[Brief]:
Pictures excluded, retype the lines from the one containing "Decode this image" through the last line of the data below, both included.

[Data supplied]:

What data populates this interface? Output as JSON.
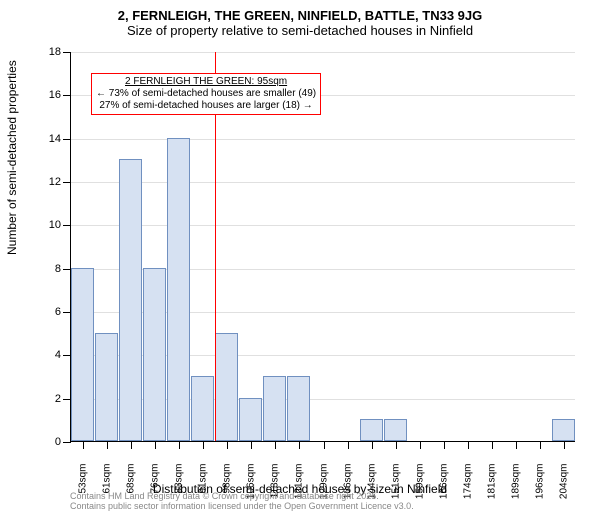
{
  "titles": {
    "line1": "2, FERNLEIGH, THE GREEN, NINFIELD, BATTLE, TN33 9JG",
    "line2": "Size of property relative to semi-detached houses in Ninfield"
  },
  "chart": {
    "type": "histogram",
    "bar_color": "#d6e1f2",
    "bar_border_color": "#7090c0",
    "background_color": "#ffffff",
    "grid_color": "#e0e0e0",
    "axis_color": "#000000",
    "ylim": [
      0,
      18
    ],
    "ytick_step": 2,
    "yticks": [
      0,
      2,
      4,
      6,
      8,
      10,
      12,
      14,
      16,
      18
    ],
    "x_categories": [
      "53sqm",
      "61sqm",
      "68sqm",
      "76sqm",
      "83sqm",
      "91sqm",
      "98sqm",
      "106sqm",
      "113sqm",
      "121sqm",
      "129sqm",
      "136sqm",
      "144sqm",
      "151sqm",
      "159sqm",
      "166sqm",
      "174sqm",
      "181sqm",
      "189sqm",
      "196sqm",
      "204sqm"
    ],
    "values": [
      8,
      5,
      13,
      8,
      14,
      3,
      5,
      2,
      3,
      3,
      0,
      0,
      1,
      1,
      0,
      0,
      0,
      0,
      0,
      0,
      1
    ],
    "bar_width_ratio": 1.0,
    "vline_position": 95,
    "vline_color": "#ff0000",
    "x_domain": [
      50,
      208
    ]
  },
  "axis_labels": {
    "x": "Distribution of semi-detached houses by size in Ninfield",
    "y": "Number of semi-detached properties"
  },
  "annotation": {
    "title": "2 FERNLEIGH THE GREEN: 95sqm",
    "line1": "← 73% of semi-detached houses are smaller (49)",
    "line2": "27% of semi-detached houses are larger (18) →",
    "border_color": "#ff0000",
    "background_color": "#ffffff",
    "font_size": 10,
    "position_bar_index": 5.6,
    "position_y_value": 16.2
  },
  "footer": {
    "line1": "Contains HM Land Registry data © Crown copyright and database right 2025.",
    "line2": "Contains public sector information licensed under the Open Government Licence v3.0."
  }
}
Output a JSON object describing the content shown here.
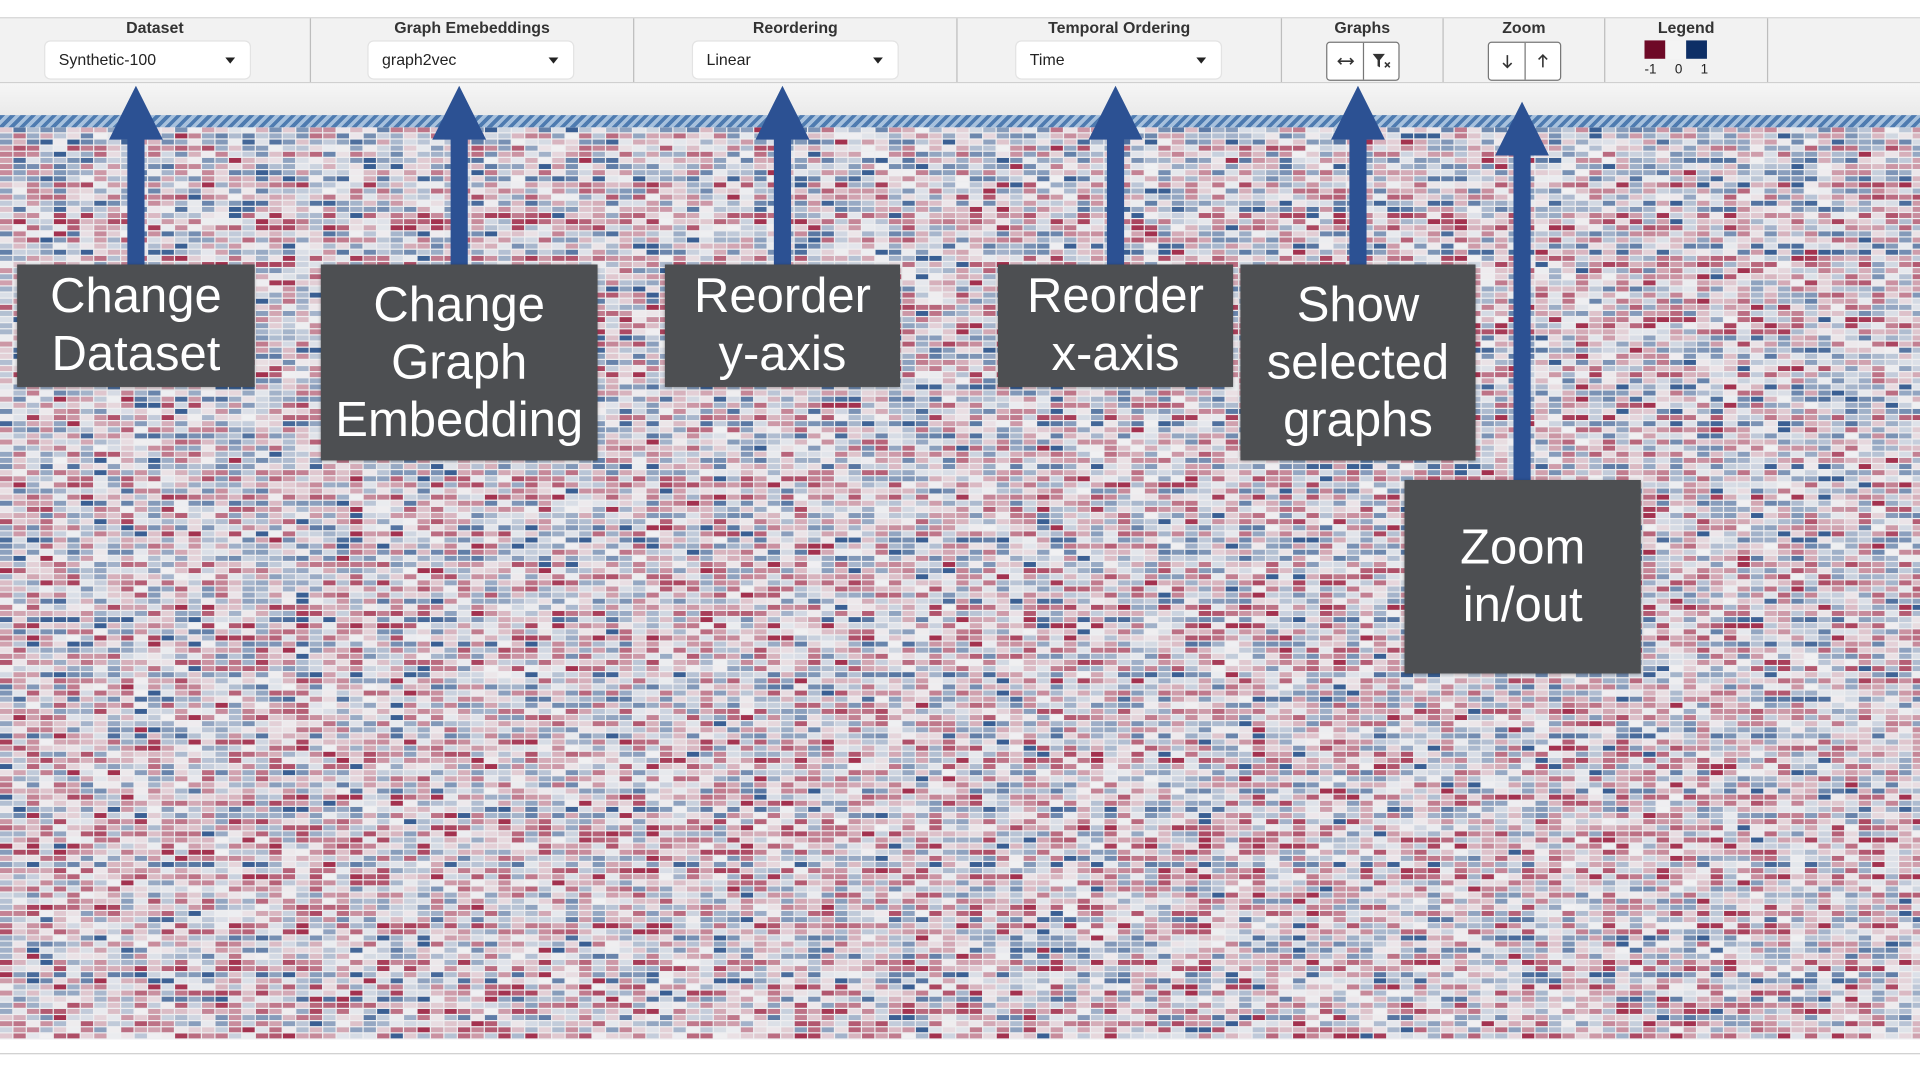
{
  "toolbar": {
    "dataset": {
      "title": "Dataset",
      "value": "Synthetic-100"
    },
    "graph_embeddings": {
      "title": "Graph Emebeddings",
      "value": "graph2vec"
    },
    "reordering": {
      "title": "Reordering",
      "value": "Linear"
    },
    "temporal_ordering": {
      "title": "Temporal Ordering",
      "value": "Time"
    },
    "graphs": {
      "title": "Graphs",
      "icons": [
        "horizontal-arrows-icon",
        "filter-clear-icon"
      ]
    },
    "zoom": {
      "title": "Zoom",
      "icons": [
        "arrow-down-icon",
        "arrow-up-icon"
      ]
    },
    "legend": {
      "title": "Legend",
      "labels": [
        "-1",
        "0",
        "1"
      ],
      "colors": [
        "#6e0a27",
        "#f4f4f4",
        "#0e2f66"
      ]
    }
  },
  "annotations": [
    {
      "text": "Change\nDataset"
    },
    {
      "text": "Change\nGraph\nEmbedding"
    },
    {
      "text": "Reorder\ny-axis"
    },
    {
      "text": "Reorder\nx-axis"
    },
    {
      "text": "Show\nselected\ngraphs"
    },
    {
      "text": "Zoom\nin/out"
    }
  ],
  "colors": {
    "arrow": "#2c5193",
    "callout": "#4d4f52",
    "negative": "#a3324f",
    "positive": "#3a5f93"
  }
}
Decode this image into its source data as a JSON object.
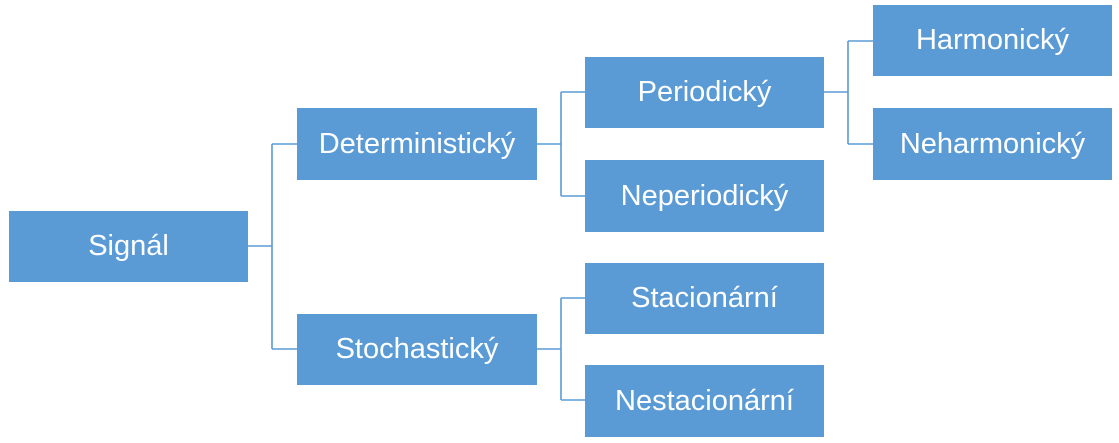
{
  "diagram": {
    "nodes": {
      "root": "Signál",
      "deterministic": "Deterministický",
      "stochastic": "Stochastický",
      "periodic": "Periodický",
      "nonperiodic": "Neperiodický",
      "harmonic": "Harmonický",
      "nonharmonic": "Neharmonický",
      "stationary": "Stacionární",
      "nonstationary": "Nestacionární"
    },
    "colors": {
      "box": "#5b9bd5",
      "text": "#ffffff",
      "line": "#5b9bd5"
    },
    "edges": [
      [
        "root",
        "deterministic"
      ],
      [
        "root",
        "stochastic"
      ],
      [
        "deterministic",
        "periodic"
      ],
      [
        "deterministic",
        "nonperiodic"
      ],
      [
        "periodic",
        "harmonic"
      ],
      [
        "periodic",
        "nonharmonic"
      ],
      [
        "stochastic",
        "stationary"
      ],
      [
        "stochastic",
        "nonstationary"
      ]
    ]
  }
}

[Final answer]:
Decode this image into its source data as a JSON object.
{
  "diagram": {
    "nodes": {
      "root": "Signál",
      "deterministic": "Deterministický",
      "stochastic": "Stochastický",
      "periodic": "Periodický",
      "nonperiodic": "Neperiodický",
      "harmonic": "Harmonický",
      "nonharmonic": "Neharmonický",
      "stationary": "Stacionární",
      "nonstationary": "Nestacionární"
    },
    "colors": {
      "box": "#5b9bd5",
      "text": "#ffffff",
      "line": "#5b9bd5"
    },
    "edges": [
      [
        "root",
        "deterministic"
      ],
      [
        "root",
        "stochastic"
      ],
      [
        "deterministic",
        "periodic"
      ],
      [
        "deterministic",
        "nonperiodic"
      ],
      [
        "periodic",
        "harmonic"
      ],
      [
        "periodic",
        "nonharmonic"
      ],
      [
        "stochastic",
        "stationary"
      ],
      [
        "stochastic",
        "nonstationary"
      ]
    ]
  }
}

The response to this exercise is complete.